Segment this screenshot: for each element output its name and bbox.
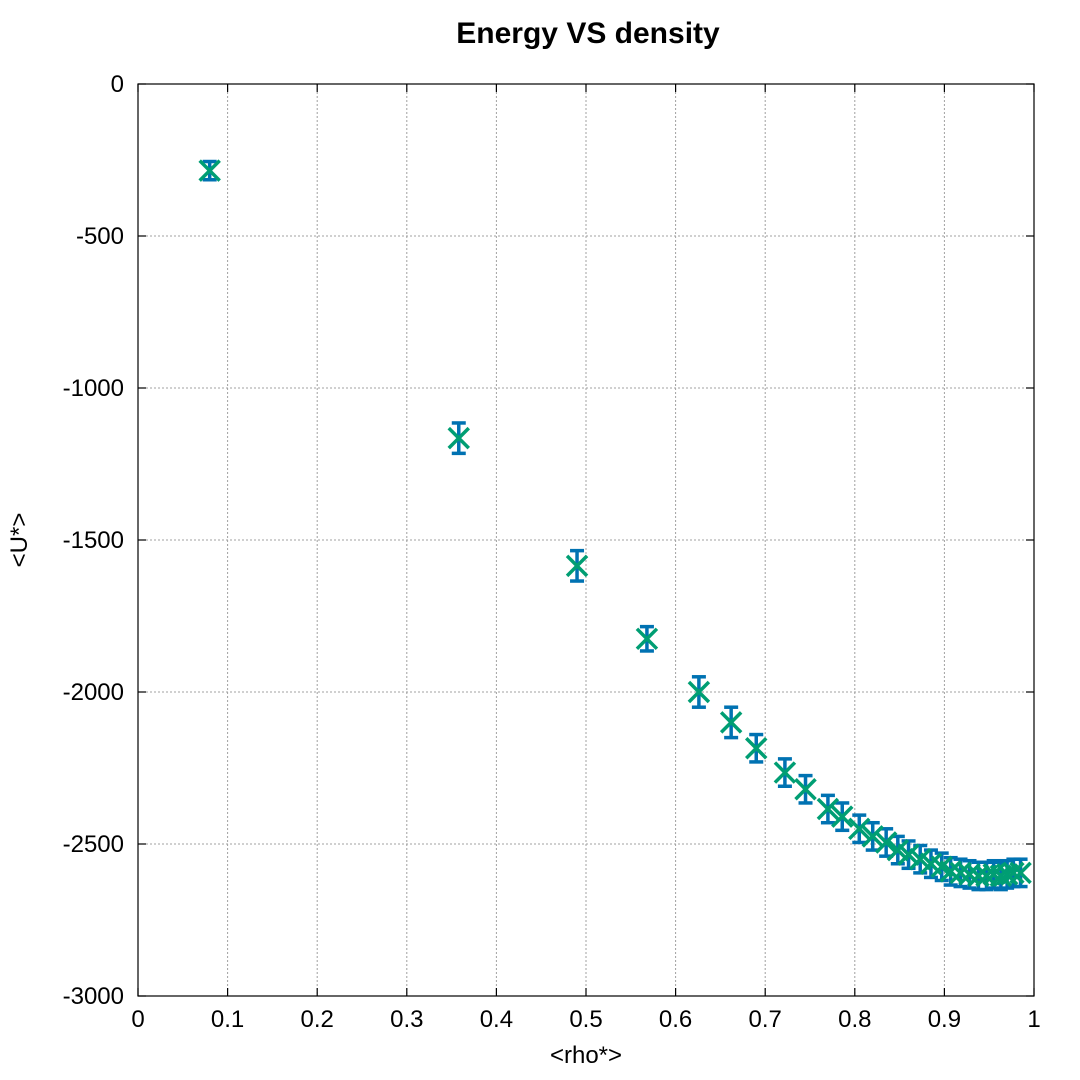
- y-axis-label: <U*>: [6, 513, 33, 568]
- y-tick-label: -2000: [63, 679, 124, 706]
- x-tick-label: 0: [131, 1006, 144, 1033]
- x-marker-point: [773, 761, 797, 784]
- y-tick-label: -1500: [63, 527, 124, 554]
- x-tick-label: 1: [1027, 1006, 1040, 1033]
- x-marker-point: [794, 778, 817, 801]
- grid-layer: [138, 84, 1034, 996]
- x-marker-point: [1009, 861, 1032, 885]
- x-marker-point: [861, 825, 884, 848]
- x-tick-label: 0.4: [480, 1006, 513, 1033]
- x-tick-label: 0.7: [749, 1006, 782, 1033]
- x-marker-point: [831, 805, 854, 828]
- x-marker-point: [848, 817, 871, 841]
- x-tick-label: 0.1: [211, 1006, 244, 1033]
- x-tick-label: 0.8: [838, 1006, 871, 1033]
- x-tick-label: 0.6: [659, 1006, 692, 1033]
- x-marker-point: [1002, 861, 1025, 885]
- x-marker-point: [635, 627, 659, 651]
- ticks-layer: 0 0.1 0.2 0.3 0.4 0.5 0.6 0.7 0.8 0.9 1 0 -500 -1000 -…: [63, 71, 1041, 1033]
- y-tick-label: -2500: [63, 831, 124, 858]
- y-tick-label: -1000: [63, 375, 124, 402]
- x-marker-point: [198, 159, 221, 182]
- x-marker-point: [565, 554, 589, 578]
- x-marker-point: [874, 831, 898, 854]
- x-tick-label: 0.9: [928, 1006, 961, 1033]
- x-marker-point: [816, 797, 840, 821]
- y-tick-label: -3000: [63, 983, 124, 1010]
- x-marker-point: [897, 843, 920, 866]
- x-marker-point: [745, 737, 768, 760]
- x-marker-point: [719, 711, 743, 734]
- x-axis-label: <rho*>: [550, 1042, 622, 1069]
- x-tick-label: 0.5: [569, 1006, 602, 1033]
- x-marker-point: [949, 861, 972, 885]
- x-tick-label: 0.2: [301, 1006, 334, 1033]
- y-tick-label: 0: [111, 71, 124, 98]
- x-marker-point: [687, 680, 711, 704]
- x-tick-label: 0.3: [390, 1006, 423, 1033]
- x-marker-point: [447, 426, 471, 450]
- y-tick-label: -500: [76, 223, 124, 250]
- chart-title: Energy VS density: [456, 17, 720, 50]
- plot-frame: [137, 83, 1035, 997]
- data-layer: [198, 159, 1032, 892]
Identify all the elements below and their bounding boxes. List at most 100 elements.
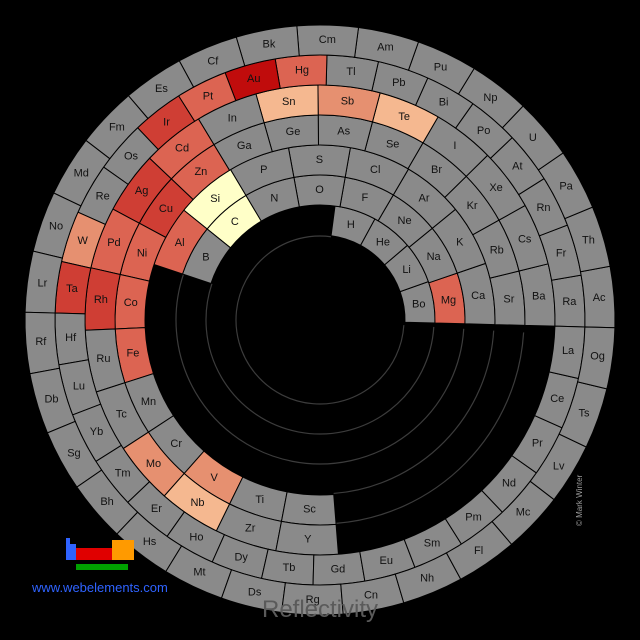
element-cell-ac[interactable]: Ac [579,265,616,329]
element-cell-tb[interactable]: Tb [260,548,315,586]
element-cell-mg[interactable]: Mg [428,272,466,325]
element-cell-co[interactable]: Co [114,273,150,330]
element-symbol: W [78,235,89,247]
element-symbol: F [361,192,368,204]
element-symbol: Ar [419,192,430,204]
element-cell-hf[interactable]: Hf [54,312,89,366]
element-symbol: Cu [159,203,173,215]
spiral-guide-arc [333,330,495,495]
element-cell-gd[interactable]: Gd [312,551,366,586]
element-symbol: Bh [100,496,113,508]
element-cell-og[interactable]: Og [577,326,616,390]
element-symbol: Se [386,138,399,150]
element-symbol: Th [582,234,595,246]
element-cell-sg[interactable]: Sg [46,420,103,488]
element-symbol: Cm [319,34,336,46]
element-symbol: Pm [465,511,482,523]
element-symbol: Si [210,193,220,205]
element-symbol: As [337,125,350,137]
element-cell-mc[interactable]: Mc [491,480,555,546]
element-cell-y[interactable]: Y [275,520,339,556]
element-symbol: Pr [532,438,543,450]
element-symbol: Tl [346,66,355,78]
element-symbol: Te [398,111,410,123]
element-cell-ra[interactable]: Ra [551,274,586,328]
element-cell-rh[interactable]: Rh [84,267,121,331]
element-symbol: Bo [412,298,425,310]
element-symbol: Bk [263,39,276,51]
element-symbol: V [211,472,219,484]
element-symbol: Og [590,351,605,363]
element-symbol: B [202,252,209,264]
element-symbol: Sr [503,294,514,306]
element-cell-ru[interactable]: Ru [84,328,126,393]
element-cell-tl[interactable]: Tl [325,54,380,92]
element-symbol: Ts [578,407,590,419]
element-cell-la[interactable]: La [548,325,586,380]
element-symbol: K [456,236,464,248]
element-cell-sr[interactable]: Sr [489,270,526,326]
element-cell-rf[interactable]: Rf [24,311,61,375]
spiral-guide-arc [335,332,525,524]
element-cell-am[interactable]: Am [354,26,420,71]
element-cell-sb[interactable]: Sb [317,84,381,123]
element-symbol: Lv [553,460,565,472]
element-cell-cm[interactable]: Cm [296,24,360,58]
element-cell-s[interactable]: S [287,144,351,178]
element-symbol: Ti [255,494,264,506]
element-symbol: Nh [420,573,434,585]
element-symbol: Sb [341,96,354,108]
element-symbol: Hf [65,332,77,344]
element-symbol: Ba [532,290,546,302]
element-symbol: Nd [502,478,516,490]
element-symbol: Er [151,503,162,515]
element-symbol: Ne [398,215,412,227]
element-cell-o[interactable]: O [293,174,346,208]
element-symbol: Db [44,394,58,406]
element-symbol: Al [175,237,185,249]
element-symbol: Pd [107,237,120,249]
element-symbol: In [228,112,237,124]
element-symbol: Re [96,190,110,202]
element-symbol: Sg [67,448,80,460]
element-cell-sc[interactable]: Sc [280,491,337,526]
element-symbol: Co [124,297,138,309]
element-symbol: Sm [424,537,441,549]
element-symbol: Bi [439,97,449,109]
element-symbol: Sc [303,504,316,516]
element-symbol: Mo [146,458,161,470]
element-symbol: Ru [96,353,110,365]
element-symbol: Fr [556,248,567,260]
element-symbol: Ca [471,290,486,302]
element-symbol: La [562,345,575,357]
element-symbol: Y [304,534,312,546]
element-symbol: Ac [593,292,606,304]
element-cell-bo[interactable]: Bo [399,280,436,324]
element-symbol: He [376,236,390,248]
element-cell-es[interactable]: Es [127,60,195,120]
element-cell-as[interactable]: As [317,114,374,152]
element-cell-hg[interactable]: Hg [274,54,328,89]
element-cells: Bo Li He H Mg Na Ne F O N C B Ca K Ar Cl S P Si Al Sr Rb Kr Br S… [24,24,616,616]
element-symbol: Hg [295,65,309,77]
element-symbol: H [347,219,355,231]
element-symbol: Kr [467,200,478,212]
element-symbol: Yb [90,426,103,438]
element-cell-ta[interactable]: Ta [54,260,92,315]
element-cell-ds[interactable]: Ds [220,569,286,614]
element-symbol: Ir [163,117,170,129]
element-symbol: Ta [66,283,79,295]
element-symbol: N [270,192,278,204]
element-symbol: Cs [518,233,532,245]
element-symbol: Ds [248,586,262,598]
element-symbol: S [316,154,323,166]
spiral-guide-arc [235,235,405,405]
element-symbol: U [529,132,537,144]
element-symbol: Ce [550,393,564,405]
element-symbol: Br [431,164,442,176]
element-symbol: Es [155,83,168,95]
copyright-credit: © Mark Winter [575,474,584,526]
site-link[interactable]: www.webelements.com [32,580,168,595]
element-symbol: Mc [516,507,531,519]
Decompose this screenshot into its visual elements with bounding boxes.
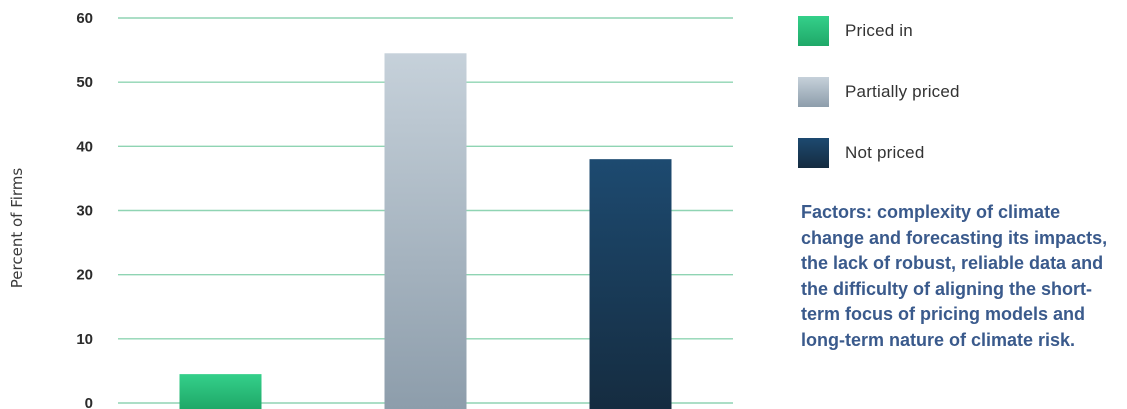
legend-label: Not priced [845,143,925,162]
y-tick-label: 40 [76,138,93,155]
y-axis-ticks: 0 10 20 30 40 50 60 [76,10,93,409]
legend: Priced in Partially priced Not priced [798,16,960,199]
legend-item-not-priced: Not priced [798,138,960,168]
legend-swatch [798,77,829,107]
factors-note: Factors: complexity of climate change an… [801,202,1108,350]
y-tick-label: 0 [85,395,93,409]
legend-swatch [798,16,829,46]
y-tick-label: 50 [76,74,93,91]
y-axis-label: Percent of Firms [8,168,26,289]
legend-swatch [798,138,829,168]
y-tick-label: 20 [76,267,93,284]
bars [179,53,672,409]
bar-not-priced [589,159,672,409]
bar-partially-priced [384,53,467,409]
legend-item-priced-in: Priced in [798,16,960,46]
bar-priced-in [179,374,262,409]
y-tick-label: 60 [76,10,93,27]
bar-chart: 0 10 20 30 40 50 60 Percent of Firms [8,10,733,409]
y-tick-label: 10 [76,331,93,348]
legend-label: Priced in [845,21,913,40]
legend-item-partially-priced: Partially priced [798,77,960,107]
y-tick-label: 30 [76,203,93,220]
legend-label: Partially priced [845,82,960,101]
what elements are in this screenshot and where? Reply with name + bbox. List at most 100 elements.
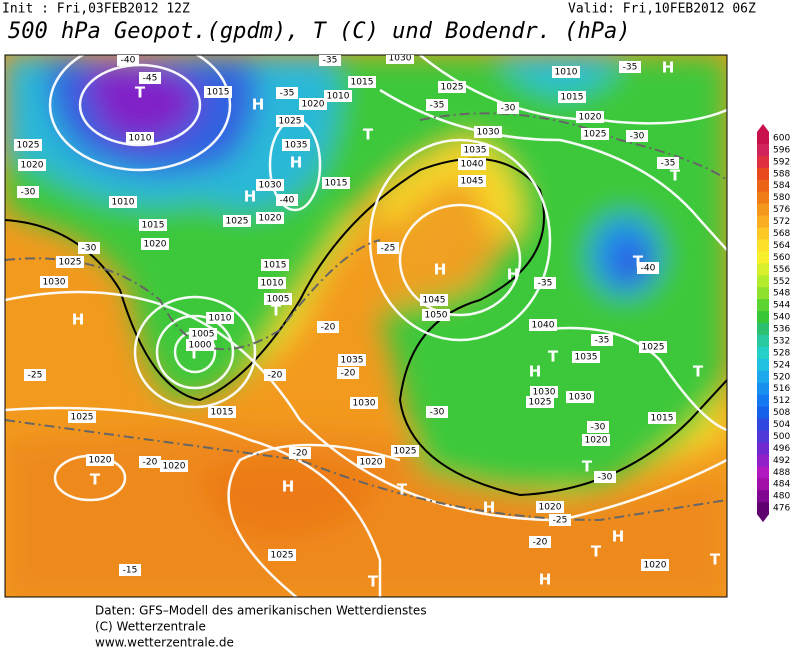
legend-swatch (757, 287, 769, 300)
contour-label: -20 (293, 449, 308, 459)
contour-label: 1010 (209, 314, 232, 324)
legend-swatch (757, 191, 769, 205)
label-box (458, 175, 486, 187)
legend-swatch (757, 394, 769, 408)
label-box (299, 98, 327, 110)
contour-label: 1025 (59, 258, 82, 268)
contour-label: 1030 (259, 181, 282, 191)
label-box (119, 564, 141, 576)
legend-label: 600 (773, 133, 790, 143)
legend-swatch (757, 203, 769, 217)
label-box (208, 406, 236, 418)
contour-label: 1015 (207, 88, 230, 98)
legend-label: 592 (773, 157, 790, 167)
contour-label: -40 (280, 196, 295, 206)
contour-label: -30 (430, 408, 445, 418)
legend-label: 540 (773, 313, 790, 323)
legend-label: 500 (773, 432, 790, 442)
footer-line: www.wetterzentrale.de (95, 636, 234, 648)
legend-swatch (757, 275, 769, 288)
label-box (189, 328, 217, 340)
contour-label: 1050 (425, 311, 448, 321)
legend-label: 584 (773, 181, 790, 191)
legend-label: 568 (773, 229, 790, 239)
legend-label: 492 (773, 456, 790, 466)
label-box (322, 177, 350, 189)
label-box (572, 351, 600, 363)
contour-label: 1030 (533, 388, 556, 398)
pressure-center: H (483, 499, 496, 517)
contour-label: -20 (268, 371, 283, 381)
pressure-center: T (670, 167, 681, 185)
legend-swatch (757, 454, 769, 467)
label-box (497, 102, 519, 114)
legend-swatch (757, 263, 769, 276)
label-box (276, 87, 298, 99)
label-box (264, 293, 292, 305)
label-box (160, 460, 188, 472)
valid-time: Valid: Fri,10FEB2012 06Z (568, 2, 756, 17)
legend-swatch (757, 323, 769, 336)
contour-label: 1015 (325, 179, 348, 189)
contour-label: 1025 (17, 141, 40, 151)
legend-swatch (757, 179, 769, 193)
label-box (338, 354, 366, 366)
contour-label: 1020 (302, 100, 325, 110)
legend-swatch (757, 155, 769, 169)
contour-label: 1020 (360, 458, 383, 468)
legend-swatch (757, 442, 769, 455)
label-box (357, 456, 385, 468)
contour-label: 1020 (21, 161, 44, 171)
contour-label: 1020 (644, 561, 667, 571)
pressure-center: T (633, 253, 644, 271)
pressure-center: H (252, 96, 265, 114)
pressure-center: H (662, 59, 675, 77)
contour-label: 1025 (529, 398, 552, 408)
label-box (139, 219, 167, 231)
contour-label: -25 (553, 516, 568, 526)
contour-label: 1015 (651, 414, 674, 424)
legend-label: 536 (773, 325, 790, 335)
label-box (261, 259, 289, 271)
pressure-center: H (529, 363, 542, 381)
pressure-center: T (548, 348, 559, 366)
label-box (549, 514, 571, 526)
label-box (474, 126, 502, 138)
label-box (18, 159, 46, 171)
label-box (141, 238, 169, 250)
contour-label: -30 (598, 473, 613, 483)
contour-label: 1035 (464, 146, 487, 156)
legend-label: 572 (773, 217, 790, 227)
contour-label: -30 (82, 244, 97, 254)
legend-swatch (757, 239, 769, 252)
contour-label: 1025 (279, 117, 302, 127)
pressure-center: T (693, 363, 704, 381)
legend-label: 504 (773, 420, 790, 430)
legend-swatch (757, 370, 769, 384)
legend-label: 524 (773, 360, 790, 370)
map-title: 500 hPa Geopot.(gpdm), T (C) und Bodendr… (8, 19, 631, 44)
label-box (258, 277, 286, 289)
label-box (68, 411, 96, 423)
contour-label: -20 (533, 538, 548, 548)
contour-label: -35 (430, 101, 445, 111)
label-box (350, 397, 378, 409)
label-box (386, 55, 414, 64)
label-box (526, 396, 554, 408)
legend-swatch (757, 334, 769, 348)
label-box (256, 179, 284, 191)
pressure-center: T (591, 543, 602, 561)
legend-label: 544 (773, 301, 790, 311)
label-box (420, 294, 448, 306)
legend-swatch (757, 406, 769, 420)
contour-label: -35 (323, 56, 338, 66)
legend-swatch (757, 299, 769, 312)
legend-swatch (757, 430, 769, 443)
label-box (289, 447, 311, 459)
legend-label: 512 (773, 396, 790, 406)
contour-label: 1010 (555, 68, 578, 78)
label-box (276, 115, 304, 127)
contour-label: 1030 (353, 399, 376, 409)
label-box (587, 421, 609, 433)
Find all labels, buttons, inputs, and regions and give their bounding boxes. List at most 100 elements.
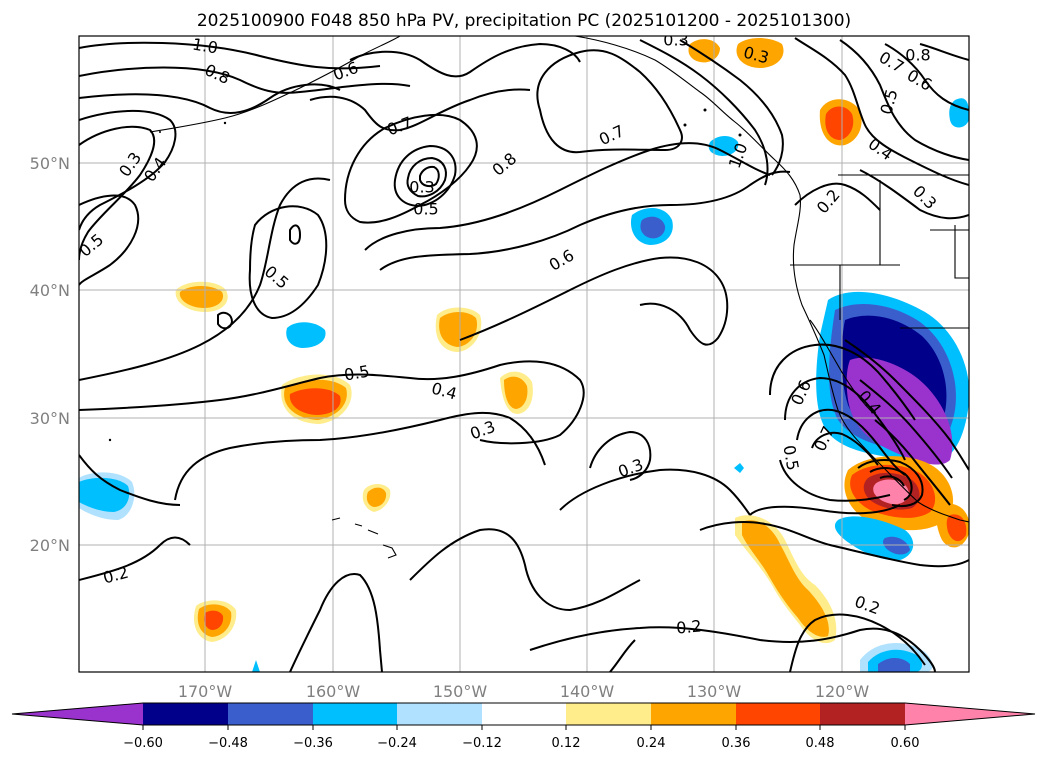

+ + +

_WHAT THE TASK REQUIRES_. Reproduce the material starting at the line containing "legend-label: Not priced [845,143,925,162]" and ending at the line containing "what elements are", renaming "Percent of Firms" to "Share of Firms" and leaving everything else unchanged.

_FINISHED EXERCISE_.
legend-label: Not priced [845,143,925,162]
y-tick-label: 40 [76,138,93,155]
y-axis-ticks: 0 10 20 30 40 50 60 [76,10,93,409]
legend: Priced in Partially priced Not priced [798,16,960,199]
legend-item-not-priced: Not priced [798,138,960,168]
legend-swatch [798,77,829,107]
factors-note: Factors: complexity of climate change an… [801,202,1108,350]
y-tick-label: 0 [85,395,93,409]
legend-swatch [798,16,829,46]
y-tick-label: 50 [76,74,93,91]
y-axis-label: Share of Firms [8,168,26,289]
legend-swatch [798,138,829,168]
y-tick-label: 20 [76,267,93,284]
bars [179,53,672,409]
bar-not-priced [589,159,672,409]
bar-partially-priced [384,53,467,409]
legend-item-priced-in: Priced in [798,16,960,46]
bar-priced-in [179,374,262,409]
y-tick-label: 60 [76,10,93,27]
bar-chart: 0 10 20 30 40 50 60 Share of Firms [8,10,733,409]
y-tick-label: 10 [76,331,93,348]
legend-label: Priced in [845,21,913,40]
legend-item-partially-priced: Partially priced [798,77,960,107]
y-tick-label: 30 [76,203,93,220]
legend-label: Partially priced [845,82,960,101]
what elements are in this screenshot and where? Reply with name + bbox. List at most 100 elements.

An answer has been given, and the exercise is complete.